- Do this:
Gather all lines in the data that hold the string "text".
(begin)
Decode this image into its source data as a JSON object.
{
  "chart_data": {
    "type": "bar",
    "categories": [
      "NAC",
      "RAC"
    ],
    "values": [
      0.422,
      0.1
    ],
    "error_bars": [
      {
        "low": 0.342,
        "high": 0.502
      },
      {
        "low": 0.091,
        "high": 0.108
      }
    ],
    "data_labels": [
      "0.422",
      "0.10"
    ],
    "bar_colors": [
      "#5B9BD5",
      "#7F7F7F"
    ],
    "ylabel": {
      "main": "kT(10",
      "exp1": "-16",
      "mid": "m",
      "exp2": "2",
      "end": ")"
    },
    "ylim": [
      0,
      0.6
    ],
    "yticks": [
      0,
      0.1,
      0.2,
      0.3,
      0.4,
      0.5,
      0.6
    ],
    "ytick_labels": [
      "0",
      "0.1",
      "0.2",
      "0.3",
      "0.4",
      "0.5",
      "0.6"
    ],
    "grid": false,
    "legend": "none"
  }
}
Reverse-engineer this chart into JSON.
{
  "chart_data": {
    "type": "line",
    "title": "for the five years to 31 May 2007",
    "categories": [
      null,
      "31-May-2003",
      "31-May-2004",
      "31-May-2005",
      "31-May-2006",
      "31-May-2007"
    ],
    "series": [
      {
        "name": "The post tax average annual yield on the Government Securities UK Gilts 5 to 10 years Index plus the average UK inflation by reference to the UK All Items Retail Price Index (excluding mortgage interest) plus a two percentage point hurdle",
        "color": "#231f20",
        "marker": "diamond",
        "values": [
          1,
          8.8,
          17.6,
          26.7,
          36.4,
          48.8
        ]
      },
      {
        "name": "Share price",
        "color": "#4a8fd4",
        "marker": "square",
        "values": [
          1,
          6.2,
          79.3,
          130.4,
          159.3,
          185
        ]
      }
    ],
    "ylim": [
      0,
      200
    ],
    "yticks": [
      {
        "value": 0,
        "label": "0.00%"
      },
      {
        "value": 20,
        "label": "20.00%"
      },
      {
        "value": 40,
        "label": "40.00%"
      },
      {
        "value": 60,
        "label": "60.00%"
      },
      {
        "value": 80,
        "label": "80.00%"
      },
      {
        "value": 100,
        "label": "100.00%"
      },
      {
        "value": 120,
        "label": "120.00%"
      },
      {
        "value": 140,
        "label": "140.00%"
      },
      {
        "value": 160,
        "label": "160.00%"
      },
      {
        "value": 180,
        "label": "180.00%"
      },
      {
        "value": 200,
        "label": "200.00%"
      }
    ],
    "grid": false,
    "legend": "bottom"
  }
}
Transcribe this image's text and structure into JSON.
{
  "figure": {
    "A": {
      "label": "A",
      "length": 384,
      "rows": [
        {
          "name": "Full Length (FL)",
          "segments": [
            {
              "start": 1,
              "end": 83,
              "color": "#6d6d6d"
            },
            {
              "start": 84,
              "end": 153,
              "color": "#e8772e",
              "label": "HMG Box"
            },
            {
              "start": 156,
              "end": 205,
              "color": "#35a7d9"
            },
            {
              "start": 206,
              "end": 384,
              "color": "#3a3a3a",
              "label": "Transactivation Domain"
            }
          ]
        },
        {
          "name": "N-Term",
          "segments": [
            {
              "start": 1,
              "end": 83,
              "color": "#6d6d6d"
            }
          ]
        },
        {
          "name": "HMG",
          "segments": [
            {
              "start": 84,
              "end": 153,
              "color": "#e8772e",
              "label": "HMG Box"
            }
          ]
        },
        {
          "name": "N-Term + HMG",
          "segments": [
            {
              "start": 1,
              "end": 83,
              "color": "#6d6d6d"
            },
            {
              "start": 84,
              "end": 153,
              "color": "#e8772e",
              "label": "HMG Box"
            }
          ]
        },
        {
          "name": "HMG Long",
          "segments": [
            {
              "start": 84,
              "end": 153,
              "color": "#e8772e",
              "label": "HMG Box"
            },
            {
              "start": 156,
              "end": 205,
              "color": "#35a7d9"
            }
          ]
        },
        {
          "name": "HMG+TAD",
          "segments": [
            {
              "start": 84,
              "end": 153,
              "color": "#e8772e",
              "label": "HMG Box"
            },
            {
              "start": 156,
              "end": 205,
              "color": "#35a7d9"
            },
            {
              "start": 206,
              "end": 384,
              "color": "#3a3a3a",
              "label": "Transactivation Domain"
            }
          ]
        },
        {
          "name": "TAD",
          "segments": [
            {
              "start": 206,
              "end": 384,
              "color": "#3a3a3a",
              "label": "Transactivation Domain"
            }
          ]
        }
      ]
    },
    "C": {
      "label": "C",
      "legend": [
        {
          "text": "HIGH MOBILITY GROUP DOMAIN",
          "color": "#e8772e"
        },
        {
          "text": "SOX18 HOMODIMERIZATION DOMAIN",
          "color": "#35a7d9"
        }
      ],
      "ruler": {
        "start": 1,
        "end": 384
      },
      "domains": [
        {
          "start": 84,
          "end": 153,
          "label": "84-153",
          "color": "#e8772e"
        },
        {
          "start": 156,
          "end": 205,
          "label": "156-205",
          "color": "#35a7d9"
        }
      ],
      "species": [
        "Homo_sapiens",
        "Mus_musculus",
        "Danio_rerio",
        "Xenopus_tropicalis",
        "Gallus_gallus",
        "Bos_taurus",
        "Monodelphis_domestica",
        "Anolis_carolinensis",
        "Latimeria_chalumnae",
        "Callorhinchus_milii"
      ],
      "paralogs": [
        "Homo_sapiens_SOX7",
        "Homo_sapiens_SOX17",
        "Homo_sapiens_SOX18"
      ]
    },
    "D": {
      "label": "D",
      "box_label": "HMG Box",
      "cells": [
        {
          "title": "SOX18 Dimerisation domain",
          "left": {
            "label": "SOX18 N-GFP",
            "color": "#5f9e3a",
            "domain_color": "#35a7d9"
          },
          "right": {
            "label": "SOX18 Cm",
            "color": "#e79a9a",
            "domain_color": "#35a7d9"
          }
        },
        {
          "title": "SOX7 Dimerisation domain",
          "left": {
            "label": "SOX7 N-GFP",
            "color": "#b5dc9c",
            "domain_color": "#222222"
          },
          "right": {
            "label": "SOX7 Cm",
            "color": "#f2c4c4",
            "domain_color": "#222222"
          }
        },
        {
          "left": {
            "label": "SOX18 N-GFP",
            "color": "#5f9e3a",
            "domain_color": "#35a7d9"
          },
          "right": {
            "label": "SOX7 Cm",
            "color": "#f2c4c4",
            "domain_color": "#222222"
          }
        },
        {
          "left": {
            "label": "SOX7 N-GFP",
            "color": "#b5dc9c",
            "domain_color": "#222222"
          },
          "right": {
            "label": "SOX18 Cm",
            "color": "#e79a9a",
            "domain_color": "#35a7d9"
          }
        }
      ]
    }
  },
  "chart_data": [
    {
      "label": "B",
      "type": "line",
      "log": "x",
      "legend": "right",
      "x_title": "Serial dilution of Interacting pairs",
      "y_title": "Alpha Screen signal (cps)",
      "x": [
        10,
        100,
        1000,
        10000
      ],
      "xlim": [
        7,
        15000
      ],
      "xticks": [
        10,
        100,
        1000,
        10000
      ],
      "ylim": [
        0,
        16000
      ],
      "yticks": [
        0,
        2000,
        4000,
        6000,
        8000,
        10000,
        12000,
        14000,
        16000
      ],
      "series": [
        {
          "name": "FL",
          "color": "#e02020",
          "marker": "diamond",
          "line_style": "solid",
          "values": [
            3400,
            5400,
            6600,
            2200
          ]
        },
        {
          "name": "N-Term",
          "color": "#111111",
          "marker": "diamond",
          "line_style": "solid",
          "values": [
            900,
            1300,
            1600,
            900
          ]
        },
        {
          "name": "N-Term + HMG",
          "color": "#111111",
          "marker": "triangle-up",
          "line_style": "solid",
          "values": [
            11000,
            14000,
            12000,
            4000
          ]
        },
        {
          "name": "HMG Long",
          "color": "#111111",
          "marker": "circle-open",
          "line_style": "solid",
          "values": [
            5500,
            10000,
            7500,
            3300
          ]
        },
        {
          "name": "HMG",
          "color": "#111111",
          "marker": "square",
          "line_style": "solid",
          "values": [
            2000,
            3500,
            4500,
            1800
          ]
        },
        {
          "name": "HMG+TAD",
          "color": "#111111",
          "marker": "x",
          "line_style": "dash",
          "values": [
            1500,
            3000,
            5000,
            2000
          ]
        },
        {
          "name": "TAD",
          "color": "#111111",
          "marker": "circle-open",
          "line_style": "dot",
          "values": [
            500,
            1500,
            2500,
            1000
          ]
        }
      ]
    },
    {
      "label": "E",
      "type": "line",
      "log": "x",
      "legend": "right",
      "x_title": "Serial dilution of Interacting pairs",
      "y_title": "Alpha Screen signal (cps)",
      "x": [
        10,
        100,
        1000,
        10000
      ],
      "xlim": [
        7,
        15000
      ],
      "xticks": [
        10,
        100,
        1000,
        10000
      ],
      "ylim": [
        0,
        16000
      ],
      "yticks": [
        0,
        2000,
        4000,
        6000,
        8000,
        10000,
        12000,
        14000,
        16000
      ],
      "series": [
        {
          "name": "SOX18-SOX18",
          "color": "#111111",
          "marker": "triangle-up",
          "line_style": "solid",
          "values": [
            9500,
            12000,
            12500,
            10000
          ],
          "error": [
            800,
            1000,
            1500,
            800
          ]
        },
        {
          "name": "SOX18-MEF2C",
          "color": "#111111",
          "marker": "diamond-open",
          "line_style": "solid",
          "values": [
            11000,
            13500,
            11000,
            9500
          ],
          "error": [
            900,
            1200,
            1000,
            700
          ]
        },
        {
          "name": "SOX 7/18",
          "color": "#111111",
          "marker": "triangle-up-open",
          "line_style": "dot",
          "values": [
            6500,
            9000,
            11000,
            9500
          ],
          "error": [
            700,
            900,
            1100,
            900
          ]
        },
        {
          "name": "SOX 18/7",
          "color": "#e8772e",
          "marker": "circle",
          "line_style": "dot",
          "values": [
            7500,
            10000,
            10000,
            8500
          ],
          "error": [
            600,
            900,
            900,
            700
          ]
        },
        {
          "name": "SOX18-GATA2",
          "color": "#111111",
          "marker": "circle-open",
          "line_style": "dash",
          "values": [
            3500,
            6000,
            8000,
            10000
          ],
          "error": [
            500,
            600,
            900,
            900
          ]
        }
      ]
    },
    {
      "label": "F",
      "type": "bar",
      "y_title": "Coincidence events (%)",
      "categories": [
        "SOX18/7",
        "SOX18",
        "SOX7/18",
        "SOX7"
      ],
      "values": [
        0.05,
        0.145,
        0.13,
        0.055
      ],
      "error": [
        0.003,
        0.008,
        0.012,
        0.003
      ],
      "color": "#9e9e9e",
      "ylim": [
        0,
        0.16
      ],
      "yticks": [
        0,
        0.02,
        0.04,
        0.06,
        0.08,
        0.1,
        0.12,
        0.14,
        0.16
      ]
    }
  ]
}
(end)
- Written response:
Transcribe this image's text and structure into JSON.
          "text": "HIGH MOBILITY GROUP DOMAIN",
          "text": "SOX18 HOMODIMERIZATION DOMAIN",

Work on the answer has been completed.